Required work - Each line below should be retyped exactly, with no pictures.

Exercise material -
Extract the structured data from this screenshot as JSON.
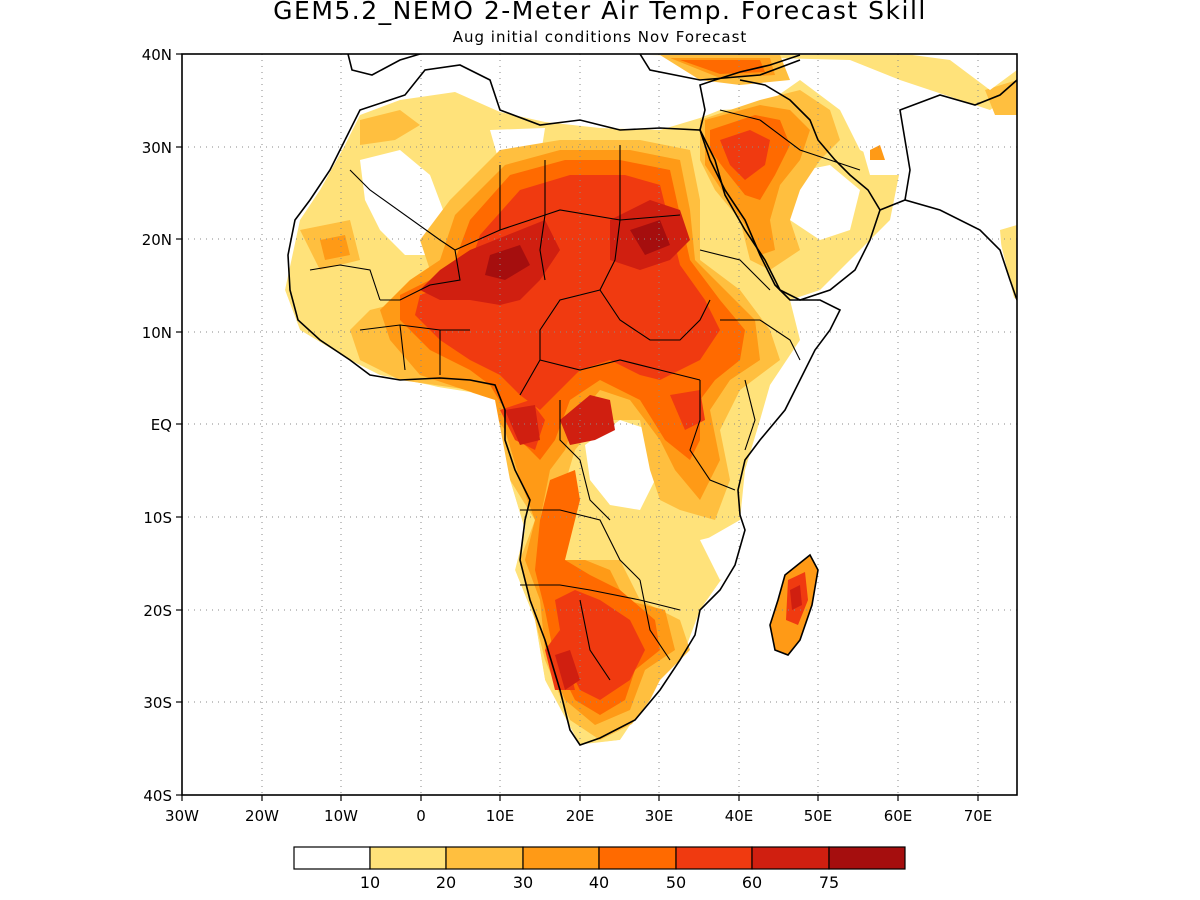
{
  "title": "GEM5.2_NEMO 2-Meter Air Temp. Forecast Skill",
  "subtitle": "Aug initial conditions  Nov Forecast",
  "map": {
    "lon_range": [
      -30,
      75
    ],
    "lat_range": [
      -40,
      40
    ],
    "lat_labels": [
      "40N",
      "30N",
      "20N",
      "10N",
      "EQ",
      "10S",
      "20S",
      "30S",
      "40S"
    ],
    "lon_labels": [
      "30W",
      "20W",
      "10W",
      "0",
      "10E",
      "20E",
      "30E",
      "40E",
      "50E",
      "60E",
      "70E"
    ],
    "grid": "dotted",
    "coastline_color": "#000000"
  },
  "colorbar": {
    "labels": [
      "10",
      "20",
      "30",
      "40",
      "50",
      "60",
      "75"
    ],
    "colors": [
      "#ffffff",
      "#ffe27a",
      "#ffbf3f",
      "#ff9a16",
      "#ff6a00",
      "#f03a10",
      "#d01f10",
      "#a50e0e"
    ]
  }
}
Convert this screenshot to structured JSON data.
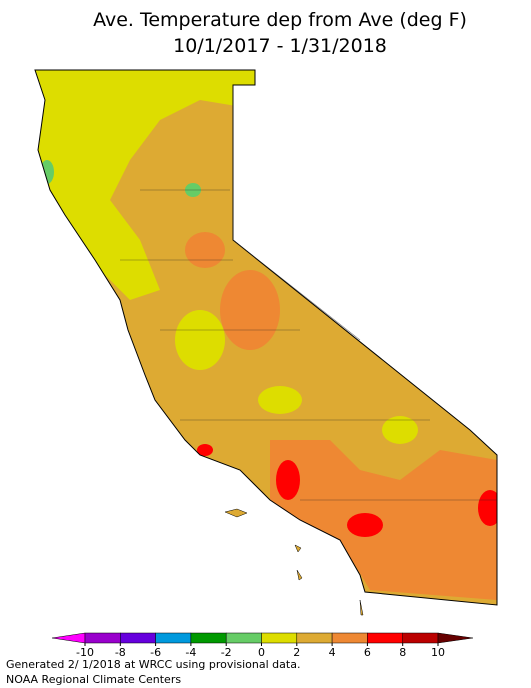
{
  "title": "Ave. Temperature dep from Ave (deg F)",
  "subtitle": "10/1/2017 - 1/31/2018",
  "colorbar": {
    "ticks": [
      -10,
      -8,
      -6,
      -4,
      -2,
      0,
      2,
      4,
      6,
      8,
      10
    ],
    "colors": [
      "#ff00ff",
      "#9900cc",
      "#6600dd",
      "#0099dd",
      "#009900",
      "#66cc66",
      "#dddd00",
      "#ddaa33",
      "#ee8833",
      "#ff0000",
      "#bb0000",
      "#660000"
    ]
  },
  "footer": [
    "Generated 2/ 1/2018 at WRCC using provisional data.",
    "NOAA Regional Climate Centers"
  ]
}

Exercise solution -
Extract the structured data from this screenshot as JSON.
{
  "title": "GEM5.2_NEMO 2-Meter Air Temp. Forecast Skill",
  "subtitle": "Aug initial conditions  Nov Forecast",
  "map": {
    "lon_range": [
      -30,
      75
    ],
    "lat_range": [
      -40,
      40
    ],
    "lat_labels": [
      "40N",
      "30N",
      "20N",
      "10N",
      "EQ",
      "10S",
      "20S",
      "30S",
      "40S"
    ],
    "lon_labels": [
      "30W",
      "20W",
      "10W",
      "0",
      "10E",
      "20E",
      "30E",
      "40E",
      "50E",
      "60E",
      "70E"
    ],
    "grid": "dotted",
    "coastline_color": "#000000"
  },
  "colorbar": {
    "labels": [
      "10",
      "20",
      "30",
      "40",
      "50",
      "60",
      "75"
    ],
    "colors": [
      "#ffffff",
      "#ffe27a",
      "#ffbf3f",
      "#ff9a16",
      "#ff6a00",
      "#f03a10",
      "#d01f10",
      "#a50e0e"
    ]
  }
}
Convert this screenshot to structured JSON data.
{
  "title": "Ave. Temperature dep from Ave (deg F)",
  "subtitle": "10/1/2017 - 1/31/2018",
  "colorbar": {
    "ticks": [
      -10,
      -8,
      -6,
      -4,
      -2,
      0,
      2,
      4,
      6,
      8,
      10
    ],
    "colors": [
      "#ff00ff",
      "#9900cc",
      "#6600dd",
      "#0099dd",
      "#009900",
      "#66cc66",
      "#dddd00",
      "#ddaa33",
      "#ee8833",
      "#ff0000",
      "#bb0000",
      "#660000"
    ]
  },
  "footer": [
    "Generated 2/ 1/2018 at WRCC using provisional data.",
    "NOAA Regional Climate Centers"
  ]
}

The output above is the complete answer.